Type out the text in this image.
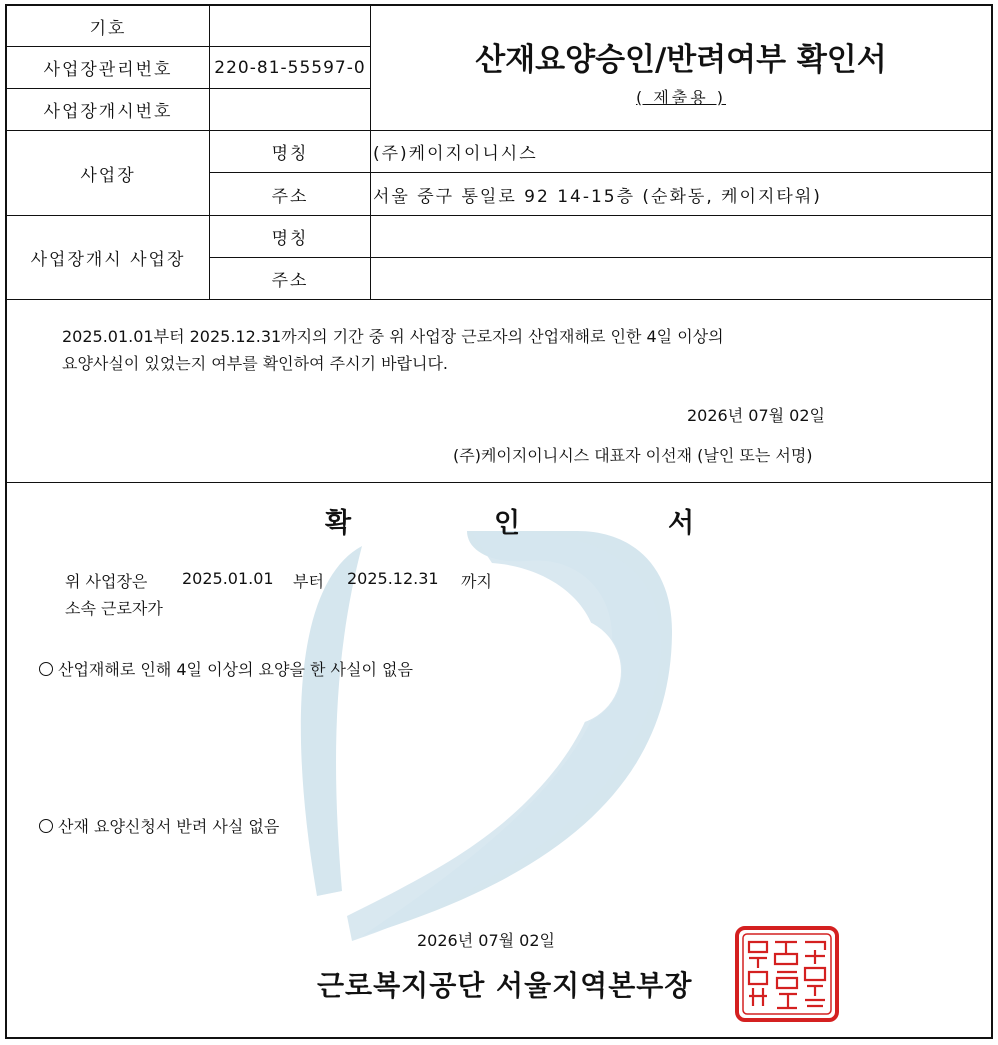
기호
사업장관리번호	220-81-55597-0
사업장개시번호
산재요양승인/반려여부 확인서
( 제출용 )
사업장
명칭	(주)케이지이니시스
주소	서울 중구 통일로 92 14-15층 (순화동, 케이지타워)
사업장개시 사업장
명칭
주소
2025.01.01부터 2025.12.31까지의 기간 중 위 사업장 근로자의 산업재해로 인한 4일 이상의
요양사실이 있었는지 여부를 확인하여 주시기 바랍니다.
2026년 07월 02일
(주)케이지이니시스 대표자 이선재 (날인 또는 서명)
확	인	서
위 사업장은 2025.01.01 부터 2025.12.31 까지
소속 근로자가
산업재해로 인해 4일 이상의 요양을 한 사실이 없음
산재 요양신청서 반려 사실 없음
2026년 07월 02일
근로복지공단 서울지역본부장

...

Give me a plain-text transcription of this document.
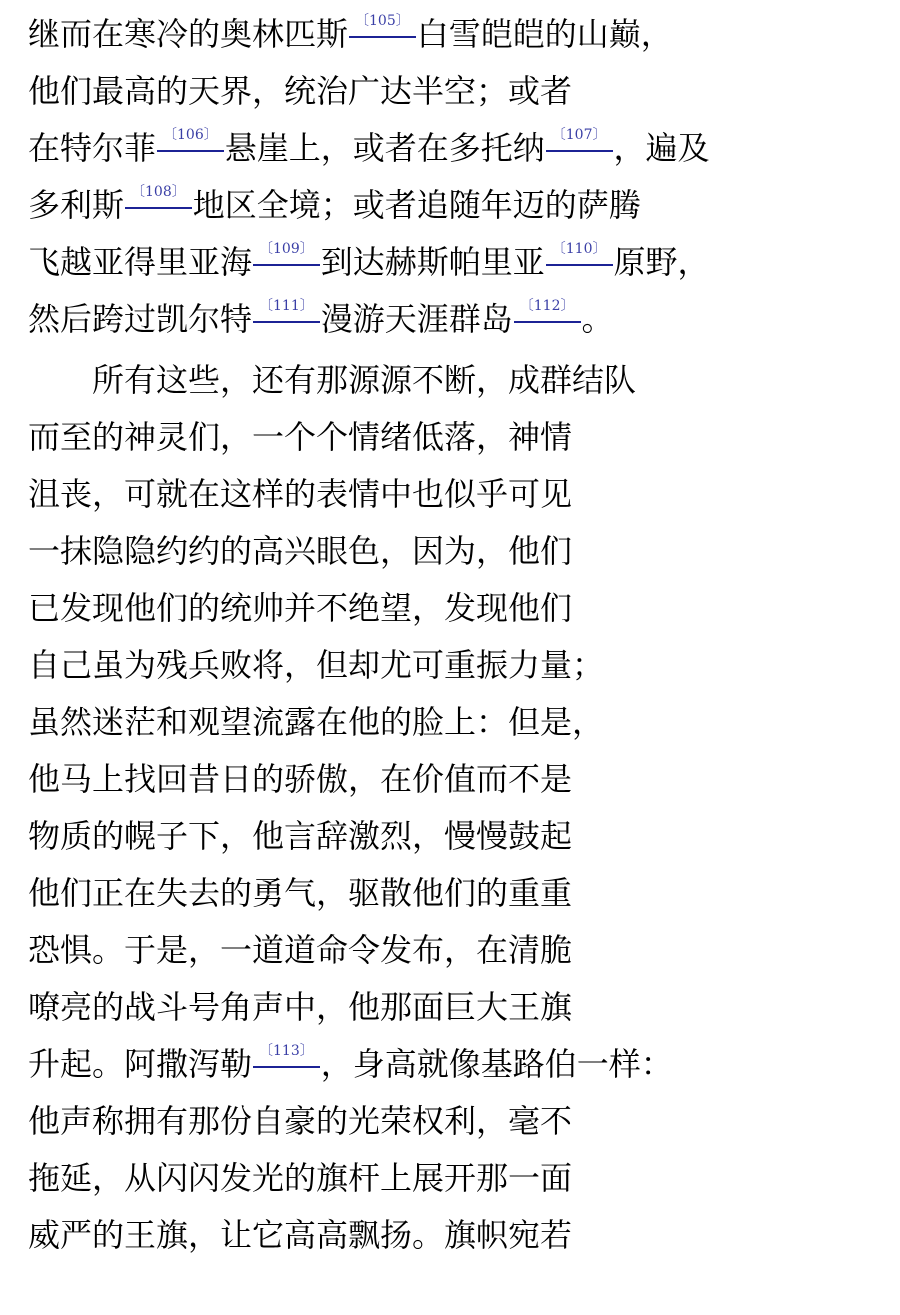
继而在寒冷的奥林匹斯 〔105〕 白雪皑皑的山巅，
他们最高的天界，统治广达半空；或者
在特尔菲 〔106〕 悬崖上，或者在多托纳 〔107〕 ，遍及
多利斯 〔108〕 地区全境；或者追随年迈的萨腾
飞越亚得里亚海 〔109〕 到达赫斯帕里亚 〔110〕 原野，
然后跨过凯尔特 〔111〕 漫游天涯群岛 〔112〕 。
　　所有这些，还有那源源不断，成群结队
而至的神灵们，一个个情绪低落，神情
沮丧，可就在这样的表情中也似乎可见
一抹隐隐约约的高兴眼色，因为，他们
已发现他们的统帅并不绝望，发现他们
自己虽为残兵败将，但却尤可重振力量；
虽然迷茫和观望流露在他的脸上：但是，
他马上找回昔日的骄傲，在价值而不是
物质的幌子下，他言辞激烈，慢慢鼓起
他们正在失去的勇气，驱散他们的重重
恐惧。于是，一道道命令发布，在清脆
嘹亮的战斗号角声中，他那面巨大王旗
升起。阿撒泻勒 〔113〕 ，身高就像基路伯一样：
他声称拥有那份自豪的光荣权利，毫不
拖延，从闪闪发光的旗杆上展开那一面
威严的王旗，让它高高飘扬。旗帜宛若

## WHAT THE TASK REQUIRES
Pick out the lines containing the string "text" and show them.

## TASK ANSWER
Type out the text in this image.
Give me a plain-text transcription of this document.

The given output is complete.